→ **Aim**
Reproduce all of the data exactly, with no line skipped.
--- BEGIN Records for the task ---
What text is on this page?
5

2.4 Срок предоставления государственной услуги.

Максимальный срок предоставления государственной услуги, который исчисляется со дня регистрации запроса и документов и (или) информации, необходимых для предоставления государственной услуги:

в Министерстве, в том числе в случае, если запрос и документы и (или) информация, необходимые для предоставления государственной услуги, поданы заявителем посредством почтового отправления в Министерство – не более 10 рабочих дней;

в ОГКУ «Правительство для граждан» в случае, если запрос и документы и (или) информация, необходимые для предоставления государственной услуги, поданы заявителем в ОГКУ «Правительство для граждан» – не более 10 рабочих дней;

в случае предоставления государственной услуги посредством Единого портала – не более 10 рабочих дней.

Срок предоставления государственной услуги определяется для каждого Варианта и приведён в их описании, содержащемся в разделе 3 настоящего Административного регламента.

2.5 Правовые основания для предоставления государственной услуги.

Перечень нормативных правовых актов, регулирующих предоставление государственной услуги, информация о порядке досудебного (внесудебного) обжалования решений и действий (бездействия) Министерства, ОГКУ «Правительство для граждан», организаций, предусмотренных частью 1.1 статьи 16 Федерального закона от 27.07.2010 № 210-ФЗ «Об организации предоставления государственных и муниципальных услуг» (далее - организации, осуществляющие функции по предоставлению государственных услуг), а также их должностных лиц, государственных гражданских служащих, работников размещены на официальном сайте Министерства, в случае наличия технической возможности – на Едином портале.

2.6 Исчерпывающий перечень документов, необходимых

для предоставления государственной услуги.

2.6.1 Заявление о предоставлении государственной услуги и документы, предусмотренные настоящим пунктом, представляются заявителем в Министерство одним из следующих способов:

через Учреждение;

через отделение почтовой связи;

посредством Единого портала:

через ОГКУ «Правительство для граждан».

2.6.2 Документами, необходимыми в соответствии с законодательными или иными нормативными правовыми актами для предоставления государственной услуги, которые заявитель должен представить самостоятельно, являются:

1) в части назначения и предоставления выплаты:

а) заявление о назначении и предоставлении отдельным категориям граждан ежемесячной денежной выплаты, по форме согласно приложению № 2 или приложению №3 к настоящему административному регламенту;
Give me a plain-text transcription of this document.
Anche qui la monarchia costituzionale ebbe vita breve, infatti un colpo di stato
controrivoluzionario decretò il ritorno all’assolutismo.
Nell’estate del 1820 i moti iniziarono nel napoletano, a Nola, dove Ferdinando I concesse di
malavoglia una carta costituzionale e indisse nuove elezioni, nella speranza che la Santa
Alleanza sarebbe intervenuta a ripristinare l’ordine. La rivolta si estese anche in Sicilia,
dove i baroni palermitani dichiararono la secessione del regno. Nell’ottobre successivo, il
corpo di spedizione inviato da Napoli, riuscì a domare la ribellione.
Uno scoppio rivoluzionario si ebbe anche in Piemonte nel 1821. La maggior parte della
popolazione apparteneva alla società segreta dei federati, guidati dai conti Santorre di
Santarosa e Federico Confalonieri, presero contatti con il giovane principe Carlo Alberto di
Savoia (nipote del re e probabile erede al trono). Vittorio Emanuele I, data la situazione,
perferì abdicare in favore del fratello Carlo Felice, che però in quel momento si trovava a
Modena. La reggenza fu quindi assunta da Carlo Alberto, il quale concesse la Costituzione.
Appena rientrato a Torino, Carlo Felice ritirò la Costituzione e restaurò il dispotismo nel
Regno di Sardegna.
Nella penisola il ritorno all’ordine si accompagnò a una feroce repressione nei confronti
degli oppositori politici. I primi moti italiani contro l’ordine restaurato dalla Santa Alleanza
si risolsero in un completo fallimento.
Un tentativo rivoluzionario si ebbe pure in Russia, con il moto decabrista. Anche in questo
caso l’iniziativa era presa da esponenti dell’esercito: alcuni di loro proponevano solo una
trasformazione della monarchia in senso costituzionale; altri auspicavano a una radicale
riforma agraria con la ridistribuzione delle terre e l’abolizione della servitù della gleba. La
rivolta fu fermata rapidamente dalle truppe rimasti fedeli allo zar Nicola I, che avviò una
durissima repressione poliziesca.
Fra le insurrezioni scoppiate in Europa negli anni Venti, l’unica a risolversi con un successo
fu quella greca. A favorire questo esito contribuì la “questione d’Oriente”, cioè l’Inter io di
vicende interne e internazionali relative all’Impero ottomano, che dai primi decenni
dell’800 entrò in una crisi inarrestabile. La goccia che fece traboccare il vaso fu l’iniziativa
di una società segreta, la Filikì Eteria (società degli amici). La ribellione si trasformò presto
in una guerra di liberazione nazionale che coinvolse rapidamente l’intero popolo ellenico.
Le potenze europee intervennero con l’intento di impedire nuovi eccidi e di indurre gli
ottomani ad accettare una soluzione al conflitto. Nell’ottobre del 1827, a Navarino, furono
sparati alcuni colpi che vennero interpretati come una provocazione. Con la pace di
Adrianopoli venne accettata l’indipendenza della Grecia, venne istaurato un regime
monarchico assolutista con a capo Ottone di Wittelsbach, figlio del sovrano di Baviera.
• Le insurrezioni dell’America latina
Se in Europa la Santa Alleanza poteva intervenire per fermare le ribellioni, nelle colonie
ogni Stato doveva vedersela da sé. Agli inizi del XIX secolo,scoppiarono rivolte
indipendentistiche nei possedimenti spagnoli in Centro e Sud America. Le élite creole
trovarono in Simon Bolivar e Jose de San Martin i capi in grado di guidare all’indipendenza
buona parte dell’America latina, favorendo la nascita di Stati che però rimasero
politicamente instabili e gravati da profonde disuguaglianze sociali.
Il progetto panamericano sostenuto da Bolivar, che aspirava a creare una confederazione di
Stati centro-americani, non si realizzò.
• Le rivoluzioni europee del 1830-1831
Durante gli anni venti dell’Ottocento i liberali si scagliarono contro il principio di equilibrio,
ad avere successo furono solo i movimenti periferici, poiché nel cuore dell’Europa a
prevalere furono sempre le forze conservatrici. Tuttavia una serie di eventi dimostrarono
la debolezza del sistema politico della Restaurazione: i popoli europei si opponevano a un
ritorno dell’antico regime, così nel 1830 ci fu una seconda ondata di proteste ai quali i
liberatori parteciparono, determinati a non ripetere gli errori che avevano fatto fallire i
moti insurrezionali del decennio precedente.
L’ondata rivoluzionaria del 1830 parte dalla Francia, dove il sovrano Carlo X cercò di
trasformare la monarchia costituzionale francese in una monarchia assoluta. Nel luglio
--- END Records for the task ---
→ **Task response**
What text is on this page?
5

2.4 Срок предоставления государственной услуги.

Максимальный срок предоставления государственной услуги, который исчисляется со дня регистрации запроса и документов и (или) информации, необходимых для предоставления государственной услуги:

в Министерстве, в том числе в случае, если запрос и документы и (или) информация, необходимые для предоставления государственной услуги, поданы заявителем посредством почтового отправления в Министерство – не более 10 рабочих дней;

в ОГКУ «Правительство для граждан» в случае, если запрос и документы и (или) информация, необходимые для предоставления государственной услуги, поданы заявителем в ОГКУ «Правительство для граждан» – не более 10 рабочих дней;

в случае предоставления государственной услуги посредством Единого портала – не более 10 рабочих дней.

Срок предоставления государственной услуги определяется для каждого Варианта и приведён в их описании, содержащемся в разделе 3 настоящего Административного регламента.

2.5 Правовые основания для предоставления государственной услуги.

Перечень нормативных правовых актов, регулирующих предоставление государственной услуги, информация о порядке досудебного (внесудебного) обжалования решений и действий (бездействия) Министерства, ОГКУ «Правительство для граждан», организаций, предусмотренных частью 1.1 статьи 16 Федерального закона от 27.07.2010 № 210-ФЗ «Об организации предоставления государственных и муниципальных услуг» (далее - организации, осуществляющие функции по предоставлению государственных услуг), а также их должностных лиц, государственных гражданских служащих, работников размещены на официальном сайте Министерства, в случае наличия технической возможности – на Едином портале.

2.6 Исчерпывающий перечень документов, необходимых

для предоставления государственной услуги.

2.6.1 Заявление о предоставлении государственной услуги и документы, предусмотренные настоящим пунктом, представляются заявителем в Министерство одним из следующих способов:

через Учреждение;

через отделение почтовой связи;

посредством Единого портала:

через ОГКУ «Правительство для граждан».

2.6.2 Документами, необходимыми в соответствии с законодательными или иными нормативными правовыми актами для предоставления государственной услуги, которые заявитель должен представить самостоятельно, являются:

1) в части назначения и предоставления выплаты:

а) заявление о назначении и предоставлении отдельным категориям граждан ежемесячной денежной выплаты, по форме согласно приложению № 2 или приложению №3 к настоящему административному регламенту;
Give me a plain-text transcription of this document.
Anche qui la monarchia costituzionale ebbe vita breve, infatti un colpo di stato
controrivoluzionario decretò il ritorno all’assolutismo.
Nell’estate del 1820 i moti iniziarono nel napoletano, a Nola, dove Ferdinando I concesse di
malavoglia una carta costituzionale e indisse nuove elezioni, nella speranza che la Santa
Alleanza sarebbe intervenuta a ripristinare l’ordine. La rivolta si estese anche in Sicilia,
dove i baroni palermitani dichiararono la secessione del regno. Nell’ottobre successivo, il
corpo di spedizione inviato da Napoli, riuscì a domare la ribellione.
Uno scoppio rivoluzionario si ebbe anche in Piemonte nel 1821. La maggior parte della
popolazione apparteneva alla società segreta dei federati, guidati dai conti Santorre di
Santarosa e Federico Confalonieri, presero contatti con il giovane principe Carlo Alberto di
Savoia (nipote del re e probabile erede al trono). Vittorio Emanuele I, data la situazione,
perferì abdicare in favore del fratello Carlo Felice, che però in quel momento si trovava a
Modena. La reggenza fu quindi assunta da Carlo Alberto, il quale concesse la Costituzione.
Appena rientrato a Torino, Carlo Felice ritirò la Costituzione e restaurò il dispotismo nel
Regno di Sardegna.
Nella penisola il ritorno all’ordine si accompagnò a una feroce repressione nei confronti
degli oppositori politici. I primi moti italiani contro l’ordine restaurato dalla Santa Alleanza
si risolsero in un completo fallimento.
Un tentativo rivoluzionario si ebbe pure in Russia, con il moto decabrista. Anche in questo
caso l’iniziativa era presa da esponenti dell’esercito: alcuni di loro proponevano solo una
trasformazione della monarchia in senso costituzionale; altri auspicavano a una radicale
riforma agraria con la ridistribuzione delle terre e l’abolizione della servitù della gleba. La
rivolta fu fermata rapidamente dalle truppe rimasti fedeli allo zar Nicola I, che avviò una
durissima repressione poliziesca.
Fra le insurrezioni scoppiate in Europa negli anni Venti, l’unica a risolversi con un successo
fu quella greca. A favorire questo esito contribuì la “questione d’Oriente”, cioè l’Inter io di
vicende interne e internazionali relative all’Impero ottomano, che dai primi decenni
dell’800 entrò in una crisi inarrestabile. La goccia che fece traboccare il vaso fu l’iniziativa
di una società segreta, la Filikì Eteria (società degli amici). La ribellione si trasformò presto
in una guerra di liberazione nazionale che coinvolse rapidamente l’intero popolo ellenico.
Le potenze europee intervennero con l’intento di impedire nuovi eccidi e di indurre gli
ottomani ad accettare una soluzione al conflitto. Nell’ottobre del 1827, a Navarino, furono
sparati alcuni colpi che vennero interpretati come una provocazione. Con la pace di
Adrianopoli venne accettata l’indipendenza della Grecia, venne istaurato un regime
monarchico assolutista con a capo Ottone di Wittelsbach, figlio del sovrano di Baviera.
• Le insurrezioni dell’America latina
Se in Europa la Santa Alleanza poteva intervenire per fermare le ribellioni, nelle colonie
ogni Stato doveva vedersela da sé. Agli inizi del XIX secolo,scoppiarono rivolte
indipendentistiche nei possedimenti spagnoli in Centro e Sud America. Le élite creole
trovarono in Simon Bolivar e Jose de San Martin i capi in grado di guidare all’indipendenza
buona parte dell’America latina, favorendo la nascita di Stati che però rimasero
politicamente instabili e gravati da profonde disuguaglianze sociali.
Il progetto panamericano sostenuto da Bolivar, che aspirava a creare una confederazione di
Stati centro-americani, non si realizzò.
• Le rivoluzioni europee del 1830-1831
Durante gli anni venti dell’Ottocento i liberali si scagliarono contro il principio di equilibrio,
ad avere successo furono solo i movimenti periferici, poiché nel cuore dell’Europa a
prevalere furono sempre le forze conservatrici. Tuttavia una serie di eventi dimostrarono
la debolezza del sistema politico della Restaurazione: i popoli europei si opponevano a un
ritorno dell’antico regime, così nel 1830 ci fu una seconda ondata di proteste ai quali i
liberatori parteciparono, determinati a non ripetere gli errori che avevano fatto fallire i
moti insurrezionali del decennio precedente.
L’ondata rivoluzionaria del 1830 parte dalla Francia, dove il sovrano Carlo X cercò di
trasformare la monarchia costituzionale francese in una monarchia assoluta. Nel luglio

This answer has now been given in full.